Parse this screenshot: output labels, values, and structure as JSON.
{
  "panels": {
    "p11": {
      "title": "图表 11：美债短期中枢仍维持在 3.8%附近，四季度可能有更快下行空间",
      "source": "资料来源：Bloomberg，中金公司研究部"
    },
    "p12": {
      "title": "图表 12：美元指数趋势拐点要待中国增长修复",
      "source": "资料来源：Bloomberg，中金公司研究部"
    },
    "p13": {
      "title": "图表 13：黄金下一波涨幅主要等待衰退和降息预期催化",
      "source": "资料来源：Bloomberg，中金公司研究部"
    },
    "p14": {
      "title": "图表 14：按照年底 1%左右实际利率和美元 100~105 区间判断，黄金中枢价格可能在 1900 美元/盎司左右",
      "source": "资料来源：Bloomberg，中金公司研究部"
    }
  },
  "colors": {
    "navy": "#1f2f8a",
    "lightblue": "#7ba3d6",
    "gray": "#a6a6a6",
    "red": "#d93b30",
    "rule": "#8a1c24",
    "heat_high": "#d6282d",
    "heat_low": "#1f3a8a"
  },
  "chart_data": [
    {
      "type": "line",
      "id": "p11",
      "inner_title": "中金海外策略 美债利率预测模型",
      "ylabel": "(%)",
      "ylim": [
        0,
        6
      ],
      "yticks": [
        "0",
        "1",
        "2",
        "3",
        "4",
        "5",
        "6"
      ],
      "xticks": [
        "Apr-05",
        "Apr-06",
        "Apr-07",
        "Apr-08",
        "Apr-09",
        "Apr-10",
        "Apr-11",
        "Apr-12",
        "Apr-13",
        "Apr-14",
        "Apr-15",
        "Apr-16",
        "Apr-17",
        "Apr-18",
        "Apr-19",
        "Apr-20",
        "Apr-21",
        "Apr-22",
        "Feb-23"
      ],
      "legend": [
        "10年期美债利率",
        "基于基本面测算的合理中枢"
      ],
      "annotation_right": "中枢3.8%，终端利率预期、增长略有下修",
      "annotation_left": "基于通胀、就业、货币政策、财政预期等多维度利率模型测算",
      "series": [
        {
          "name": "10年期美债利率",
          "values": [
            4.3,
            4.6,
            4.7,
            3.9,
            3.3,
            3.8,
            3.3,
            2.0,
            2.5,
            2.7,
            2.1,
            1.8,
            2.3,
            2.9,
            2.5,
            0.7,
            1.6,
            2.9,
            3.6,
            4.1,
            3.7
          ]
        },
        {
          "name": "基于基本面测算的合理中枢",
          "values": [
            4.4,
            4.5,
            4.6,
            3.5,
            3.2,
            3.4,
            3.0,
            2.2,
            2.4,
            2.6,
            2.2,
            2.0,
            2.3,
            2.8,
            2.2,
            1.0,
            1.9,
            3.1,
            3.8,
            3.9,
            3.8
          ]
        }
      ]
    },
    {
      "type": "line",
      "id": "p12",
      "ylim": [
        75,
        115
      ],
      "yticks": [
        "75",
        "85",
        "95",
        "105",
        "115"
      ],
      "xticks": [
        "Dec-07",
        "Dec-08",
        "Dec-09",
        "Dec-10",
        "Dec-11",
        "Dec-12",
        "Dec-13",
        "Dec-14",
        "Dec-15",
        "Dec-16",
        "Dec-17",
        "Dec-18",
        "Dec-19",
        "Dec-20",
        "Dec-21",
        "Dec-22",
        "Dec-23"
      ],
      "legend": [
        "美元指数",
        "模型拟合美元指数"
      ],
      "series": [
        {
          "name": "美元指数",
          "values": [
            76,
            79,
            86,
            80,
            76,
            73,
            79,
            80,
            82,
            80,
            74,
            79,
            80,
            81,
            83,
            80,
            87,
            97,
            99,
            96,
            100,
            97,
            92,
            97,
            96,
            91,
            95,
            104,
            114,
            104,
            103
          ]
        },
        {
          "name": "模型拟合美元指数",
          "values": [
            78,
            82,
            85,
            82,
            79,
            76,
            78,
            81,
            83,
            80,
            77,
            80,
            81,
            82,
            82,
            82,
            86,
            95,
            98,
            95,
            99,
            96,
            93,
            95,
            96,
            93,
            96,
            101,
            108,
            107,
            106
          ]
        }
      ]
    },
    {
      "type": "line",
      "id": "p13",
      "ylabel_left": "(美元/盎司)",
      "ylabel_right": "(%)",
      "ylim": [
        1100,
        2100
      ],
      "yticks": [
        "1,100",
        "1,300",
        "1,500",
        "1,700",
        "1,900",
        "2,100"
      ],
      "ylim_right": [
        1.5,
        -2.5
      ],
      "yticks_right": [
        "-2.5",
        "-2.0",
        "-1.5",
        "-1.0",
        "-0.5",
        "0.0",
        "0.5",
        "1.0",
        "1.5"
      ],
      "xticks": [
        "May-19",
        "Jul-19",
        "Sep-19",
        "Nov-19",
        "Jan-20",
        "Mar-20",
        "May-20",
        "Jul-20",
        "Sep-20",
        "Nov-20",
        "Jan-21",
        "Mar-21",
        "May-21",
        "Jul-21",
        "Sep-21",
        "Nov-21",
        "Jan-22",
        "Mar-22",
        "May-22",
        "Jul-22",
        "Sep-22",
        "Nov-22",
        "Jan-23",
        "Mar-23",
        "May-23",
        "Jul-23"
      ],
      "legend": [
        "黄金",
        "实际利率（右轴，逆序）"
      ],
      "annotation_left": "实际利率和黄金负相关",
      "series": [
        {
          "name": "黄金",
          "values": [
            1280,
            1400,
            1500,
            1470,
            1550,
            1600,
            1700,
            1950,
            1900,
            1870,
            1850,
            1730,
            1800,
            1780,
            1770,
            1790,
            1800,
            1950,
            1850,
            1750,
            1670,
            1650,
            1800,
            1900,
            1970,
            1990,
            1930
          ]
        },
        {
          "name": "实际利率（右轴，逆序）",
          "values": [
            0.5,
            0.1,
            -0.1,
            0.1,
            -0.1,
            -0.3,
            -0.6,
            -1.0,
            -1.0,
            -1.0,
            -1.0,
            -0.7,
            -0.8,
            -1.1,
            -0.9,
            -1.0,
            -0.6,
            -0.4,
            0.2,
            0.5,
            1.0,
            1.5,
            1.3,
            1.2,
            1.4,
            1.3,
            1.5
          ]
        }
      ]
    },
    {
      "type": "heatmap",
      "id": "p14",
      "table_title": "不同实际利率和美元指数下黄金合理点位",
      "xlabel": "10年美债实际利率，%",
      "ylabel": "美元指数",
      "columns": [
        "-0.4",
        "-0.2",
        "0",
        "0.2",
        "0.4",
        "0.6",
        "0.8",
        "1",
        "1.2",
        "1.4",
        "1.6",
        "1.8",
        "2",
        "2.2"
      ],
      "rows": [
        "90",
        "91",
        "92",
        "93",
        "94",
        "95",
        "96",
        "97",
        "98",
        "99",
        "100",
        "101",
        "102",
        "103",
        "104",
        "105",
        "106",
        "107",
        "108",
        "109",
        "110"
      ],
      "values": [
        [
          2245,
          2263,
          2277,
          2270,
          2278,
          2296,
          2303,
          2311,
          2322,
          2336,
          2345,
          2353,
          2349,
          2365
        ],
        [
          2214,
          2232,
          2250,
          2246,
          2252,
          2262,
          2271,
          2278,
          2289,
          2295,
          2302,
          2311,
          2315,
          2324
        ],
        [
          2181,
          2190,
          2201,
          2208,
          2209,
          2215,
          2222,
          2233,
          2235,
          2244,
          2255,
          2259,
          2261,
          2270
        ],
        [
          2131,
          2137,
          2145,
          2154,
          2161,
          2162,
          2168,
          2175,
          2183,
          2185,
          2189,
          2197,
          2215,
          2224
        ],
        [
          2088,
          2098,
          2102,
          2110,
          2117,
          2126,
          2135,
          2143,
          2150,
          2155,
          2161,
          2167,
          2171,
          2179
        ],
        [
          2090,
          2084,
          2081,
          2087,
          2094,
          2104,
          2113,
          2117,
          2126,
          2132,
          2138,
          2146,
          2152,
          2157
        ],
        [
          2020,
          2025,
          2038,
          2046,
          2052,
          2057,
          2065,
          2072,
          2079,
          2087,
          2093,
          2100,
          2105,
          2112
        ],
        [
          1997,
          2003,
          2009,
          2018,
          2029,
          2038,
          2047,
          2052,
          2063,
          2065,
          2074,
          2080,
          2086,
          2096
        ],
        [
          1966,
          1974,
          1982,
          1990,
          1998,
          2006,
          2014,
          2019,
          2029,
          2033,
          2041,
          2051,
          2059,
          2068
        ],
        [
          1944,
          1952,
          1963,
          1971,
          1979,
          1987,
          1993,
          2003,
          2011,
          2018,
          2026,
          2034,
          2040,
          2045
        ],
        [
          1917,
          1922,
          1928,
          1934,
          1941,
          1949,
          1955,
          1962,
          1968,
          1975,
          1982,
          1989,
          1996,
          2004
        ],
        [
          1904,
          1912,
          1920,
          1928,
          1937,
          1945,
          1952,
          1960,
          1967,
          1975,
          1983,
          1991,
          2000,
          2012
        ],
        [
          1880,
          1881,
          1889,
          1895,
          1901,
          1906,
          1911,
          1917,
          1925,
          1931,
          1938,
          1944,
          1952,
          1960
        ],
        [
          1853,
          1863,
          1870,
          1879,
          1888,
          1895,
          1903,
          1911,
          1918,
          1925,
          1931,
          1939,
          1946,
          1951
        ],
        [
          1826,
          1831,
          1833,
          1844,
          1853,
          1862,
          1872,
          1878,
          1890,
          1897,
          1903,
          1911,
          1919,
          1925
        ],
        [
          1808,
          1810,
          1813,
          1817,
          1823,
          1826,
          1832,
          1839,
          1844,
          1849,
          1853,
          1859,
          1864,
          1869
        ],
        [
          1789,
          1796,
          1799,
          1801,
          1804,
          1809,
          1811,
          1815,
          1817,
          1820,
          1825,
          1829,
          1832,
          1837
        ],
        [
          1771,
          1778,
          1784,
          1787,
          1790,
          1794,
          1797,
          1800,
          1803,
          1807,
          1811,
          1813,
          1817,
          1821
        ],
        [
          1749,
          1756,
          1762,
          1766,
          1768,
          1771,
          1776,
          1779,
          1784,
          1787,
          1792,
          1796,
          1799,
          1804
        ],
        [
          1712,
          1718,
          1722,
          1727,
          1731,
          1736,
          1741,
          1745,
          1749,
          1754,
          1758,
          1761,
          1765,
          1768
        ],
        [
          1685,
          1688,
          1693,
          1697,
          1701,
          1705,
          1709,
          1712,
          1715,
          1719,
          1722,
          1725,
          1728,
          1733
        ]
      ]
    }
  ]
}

--

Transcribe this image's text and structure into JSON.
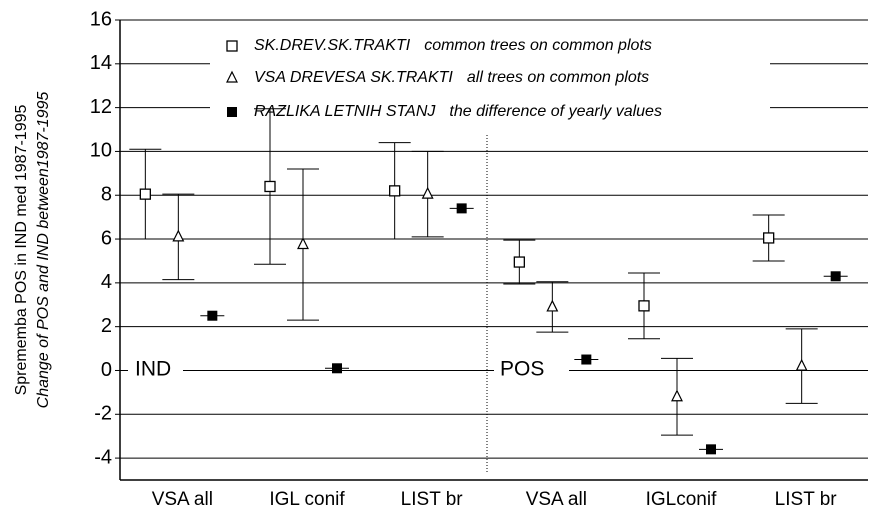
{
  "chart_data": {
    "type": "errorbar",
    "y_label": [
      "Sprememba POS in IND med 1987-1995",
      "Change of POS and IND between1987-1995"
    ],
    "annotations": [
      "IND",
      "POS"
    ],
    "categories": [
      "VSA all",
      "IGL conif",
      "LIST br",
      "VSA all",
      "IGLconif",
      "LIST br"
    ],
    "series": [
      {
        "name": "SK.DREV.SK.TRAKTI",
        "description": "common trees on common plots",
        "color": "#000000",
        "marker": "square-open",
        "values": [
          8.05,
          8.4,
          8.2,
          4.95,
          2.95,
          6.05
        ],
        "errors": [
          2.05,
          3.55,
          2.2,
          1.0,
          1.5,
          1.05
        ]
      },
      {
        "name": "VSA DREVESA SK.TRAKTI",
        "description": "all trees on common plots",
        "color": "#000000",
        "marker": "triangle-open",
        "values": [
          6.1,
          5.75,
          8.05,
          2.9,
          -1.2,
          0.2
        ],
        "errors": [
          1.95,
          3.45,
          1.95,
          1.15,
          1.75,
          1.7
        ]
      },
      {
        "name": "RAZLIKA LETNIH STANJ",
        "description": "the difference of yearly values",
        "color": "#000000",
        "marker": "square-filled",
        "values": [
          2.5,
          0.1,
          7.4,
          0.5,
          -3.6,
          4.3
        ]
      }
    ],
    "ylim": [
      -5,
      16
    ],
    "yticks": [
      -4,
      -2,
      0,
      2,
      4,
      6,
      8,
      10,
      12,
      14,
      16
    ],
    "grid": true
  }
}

## What is required
Filter lines by "description" and return each hit.

## Exercise output
        "description": "common trees on common plots",
        "description": "all trees on common plots",
        "description": "the difference of yearly values",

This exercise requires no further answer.